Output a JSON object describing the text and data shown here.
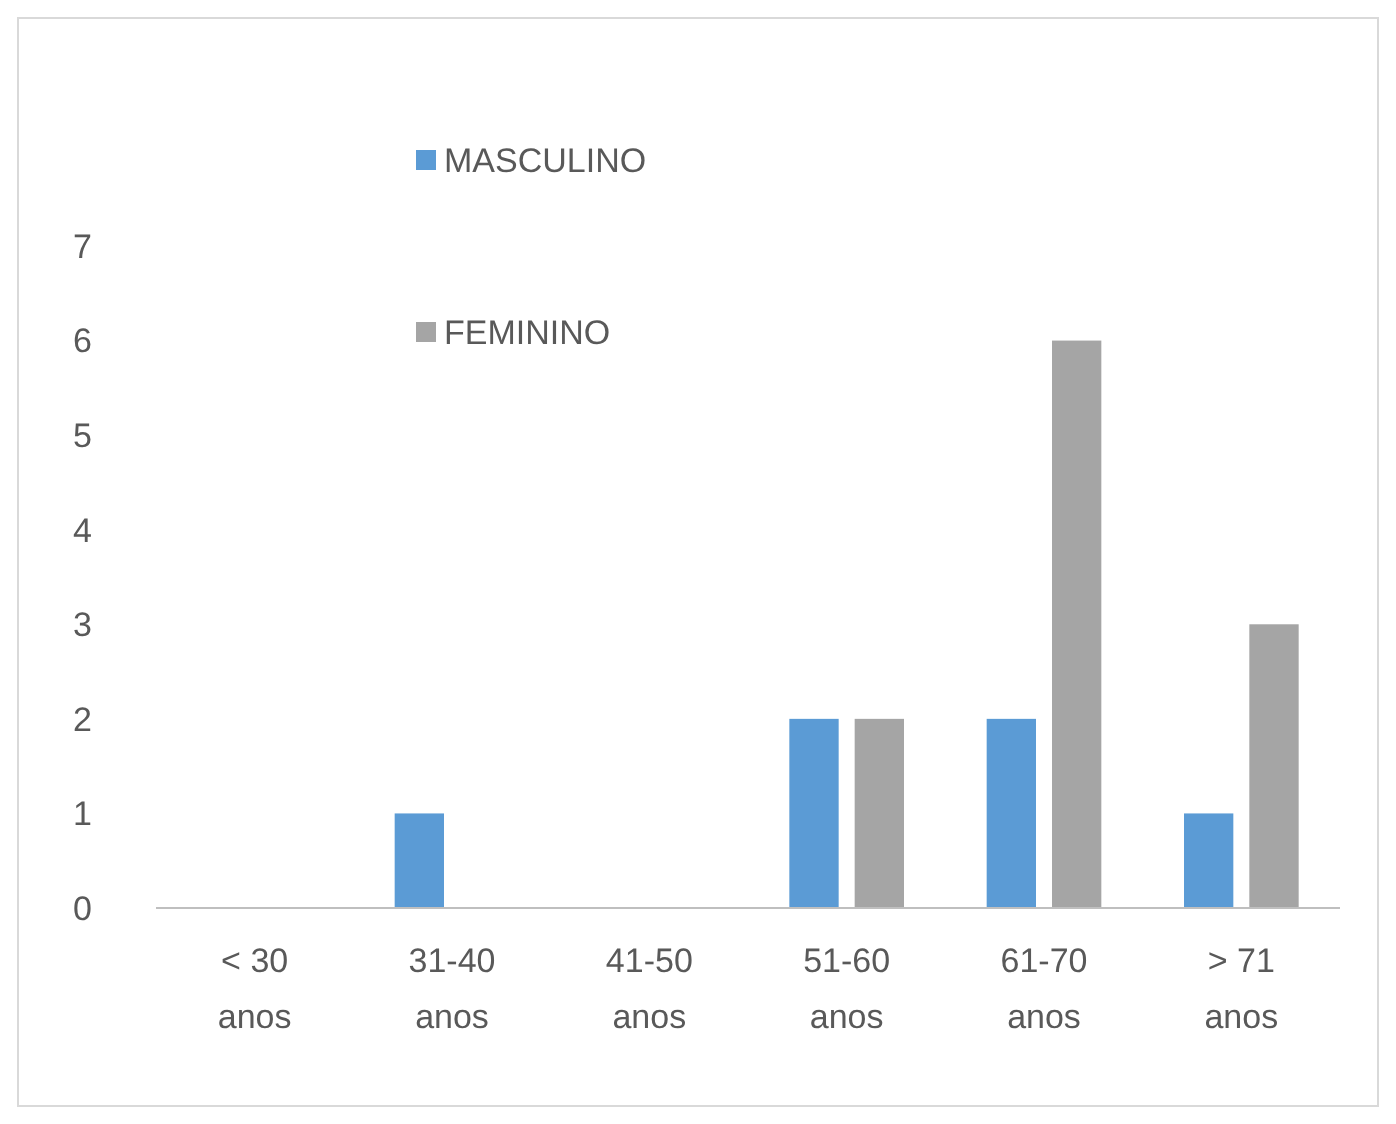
{
  "chart_data": {
    "type": "bar",
    "categories": [
      "< 30 anos",
      "31-40 anos",
      "41-50 anos",
      "51-60 anos",
      "61-70 anos",
      "> 71 anos"
    ],
    "series": [
      {
        "name": "MASCULINO",
        "color": "#5b9bd5",
        "values": [
          0,
          1,
          0,
          2,
          2,
          1
        ]
      },
      {
        "name": "FEMININO",
        "color": "#a5a5a5",
        "values": [
          0,
          0,
          0,
          2,
          6,
          3
        ]
      }
    ],
    "ylim": [
      0,
      7
    ],
    "yticks": [
      0,
      1,
      2,
      3,
      4,
      5,
      6,
      7
    ],
    "grid": false,
    "legend": "top left"
  }
}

- - - -

Extract all the entries word for word; omit any pictures.

Output a JSON object describing the text and data shown here.
{
  "chart_data": {
    "type": "bar",
    "categories": [
      "< 30 anos",
      "31-40 anos",
      "41-50 anos",
      "51-60 anos",
      "61-70 anos",
      "> 71 anos"
    ],
    "series": [
      {
        "name": "MASCULINO",
        "color": "#5b9bd5",
        "values": [
          0,
          1,
          0,
          2,
          2,
          1
        ]
      },
      {
        "name": "FEMININO",
        "color": "#a5a5a5",
        "values": [
          0,
          0,
          0,
          2,
          6,
          3
        ]
      }
    ],
    "ylim": [
      0,
      7
    ],
    "yticks": [
      0,
      1,
      2,
      3,
      4,
      5,
      6,
      7
    ],
    "grid": false,
    "legend": "top left"
  }
}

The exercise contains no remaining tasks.